* [EXERCISE AIM]: In the entries below, find every line holding the string "icon" and collect it.

* [EXERCISE INPUT]:
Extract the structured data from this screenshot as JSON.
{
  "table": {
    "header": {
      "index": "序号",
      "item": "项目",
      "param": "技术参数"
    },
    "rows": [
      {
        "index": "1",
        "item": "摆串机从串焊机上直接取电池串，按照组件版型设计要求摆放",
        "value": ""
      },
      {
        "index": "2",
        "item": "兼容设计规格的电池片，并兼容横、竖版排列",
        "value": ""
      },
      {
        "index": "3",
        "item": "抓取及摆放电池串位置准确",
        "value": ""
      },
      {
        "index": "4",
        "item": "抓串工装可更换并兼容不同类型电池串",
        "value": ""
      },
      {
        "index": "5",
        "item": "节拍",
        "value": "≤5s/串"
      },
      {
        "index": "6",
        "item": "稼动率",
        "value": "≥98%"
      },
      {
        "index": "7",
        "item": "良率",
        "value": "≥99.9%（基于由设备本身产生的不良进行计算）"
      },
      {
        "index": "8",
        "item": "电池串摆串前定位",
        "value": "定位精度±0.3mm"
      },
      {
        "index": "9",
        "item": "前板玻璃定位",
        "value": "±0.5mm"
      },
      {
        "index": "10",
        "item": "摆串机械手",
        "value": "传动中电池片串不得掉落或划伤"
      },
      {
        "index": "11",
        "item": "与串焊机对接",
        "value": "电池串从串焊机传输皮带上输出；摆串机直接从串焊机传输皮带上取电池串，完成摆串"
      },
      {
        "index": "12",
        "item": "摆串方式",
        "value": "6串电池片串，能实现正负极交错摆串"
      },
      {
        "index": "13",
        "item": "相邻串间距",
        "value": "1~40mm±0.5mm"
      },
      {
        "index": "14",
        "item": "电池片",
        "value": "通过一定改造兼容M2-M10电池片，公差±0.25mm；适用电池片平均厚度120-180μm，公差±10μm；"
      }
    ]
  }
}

==

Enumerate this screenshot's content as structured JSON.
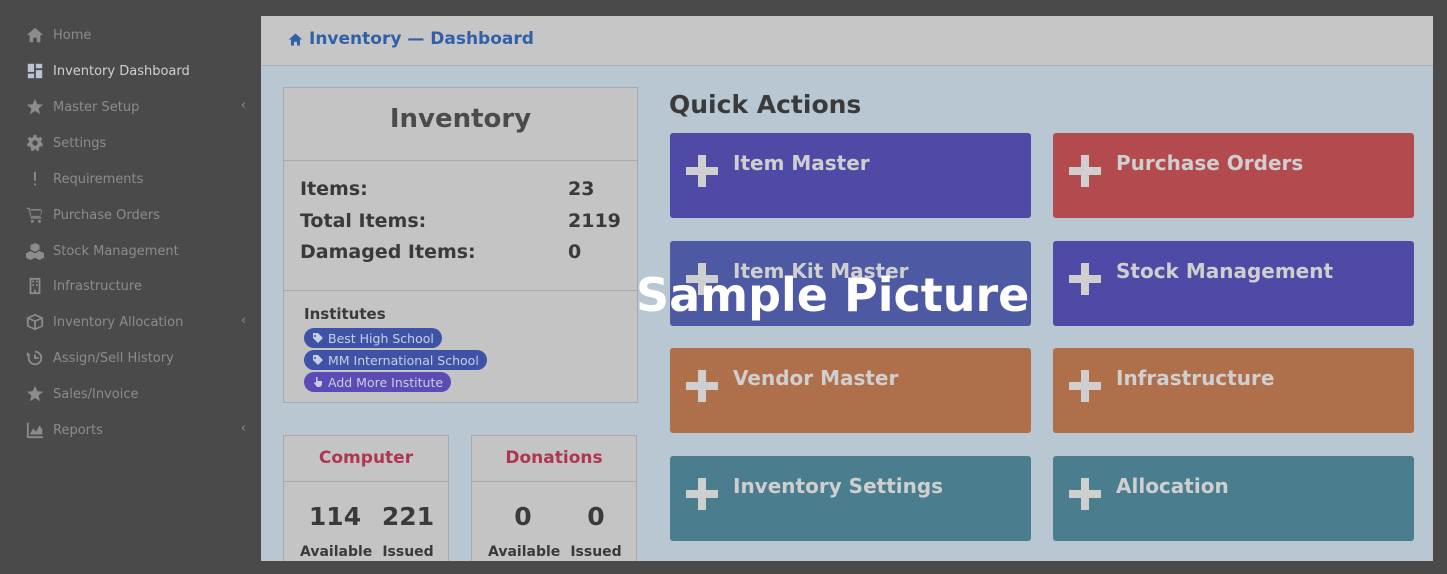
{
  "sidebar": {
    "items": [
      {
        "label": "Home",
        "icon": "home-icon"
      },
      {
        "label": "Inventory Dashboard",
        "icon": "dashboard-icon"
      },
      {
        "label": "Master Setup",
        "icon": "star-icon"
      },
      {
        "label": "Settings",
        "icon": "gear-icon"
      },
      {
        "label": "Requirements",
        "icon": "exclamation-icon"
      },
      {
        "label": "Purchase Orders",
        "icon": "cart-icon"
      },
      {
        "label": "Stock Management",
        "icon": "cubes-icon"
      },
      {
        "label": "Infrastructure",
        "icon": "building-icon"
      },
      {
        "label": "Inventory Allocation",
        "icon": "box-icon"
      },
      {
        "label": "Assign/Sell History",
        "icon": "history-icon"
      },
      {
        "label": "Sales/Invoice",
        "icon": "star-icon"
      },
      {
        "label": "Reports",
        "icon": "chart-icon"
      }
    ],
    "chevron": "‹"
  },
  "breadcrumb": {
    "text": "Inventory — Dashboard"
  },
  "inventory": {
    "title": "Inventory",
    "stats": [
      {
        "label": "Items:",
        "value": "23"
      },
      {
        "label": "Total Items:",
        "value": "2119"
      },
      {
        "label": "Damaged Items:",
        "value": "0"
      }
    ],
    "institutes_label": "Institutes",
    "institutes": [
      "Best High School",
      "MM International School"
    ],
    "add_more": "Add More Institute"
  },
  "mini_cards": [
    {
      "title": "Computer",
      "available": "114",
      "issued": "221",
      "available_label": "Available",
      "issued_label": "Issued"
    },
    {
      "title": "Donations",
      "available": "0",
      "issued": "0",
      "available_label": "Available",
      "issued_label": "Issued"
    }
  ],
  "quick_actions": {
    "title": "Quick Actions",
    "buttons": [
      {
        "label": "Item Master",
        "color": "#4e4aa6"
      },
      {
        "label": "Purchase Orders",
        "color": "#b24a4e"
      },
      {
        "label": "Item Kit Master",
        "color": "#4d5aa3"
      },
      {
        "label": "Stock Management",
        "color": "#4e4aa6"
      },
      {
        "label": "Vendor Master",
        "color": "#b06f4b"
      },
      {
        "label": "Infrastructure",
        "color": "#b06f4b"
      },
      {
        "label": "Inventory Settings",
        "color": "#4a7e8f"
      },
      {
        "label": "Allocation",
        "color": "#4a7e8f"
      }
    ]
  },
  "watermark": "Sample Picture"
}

* [RESULT OF THE EXERCISE]:
        "icon": "home-icon"
        "icon": "dashboard-icon"
        "icon": "star-icon"
        "icon": "gear-icon"
        "icon": "exclamation-icon"
        "icon": "cart-icon"
        "icon": "cubes-icon"
        "icon": "building-icon"
        "icon": "box-icon"
        "icon": "history-icon"
        "icon": "star-icon"
        "icon": "chart-icon"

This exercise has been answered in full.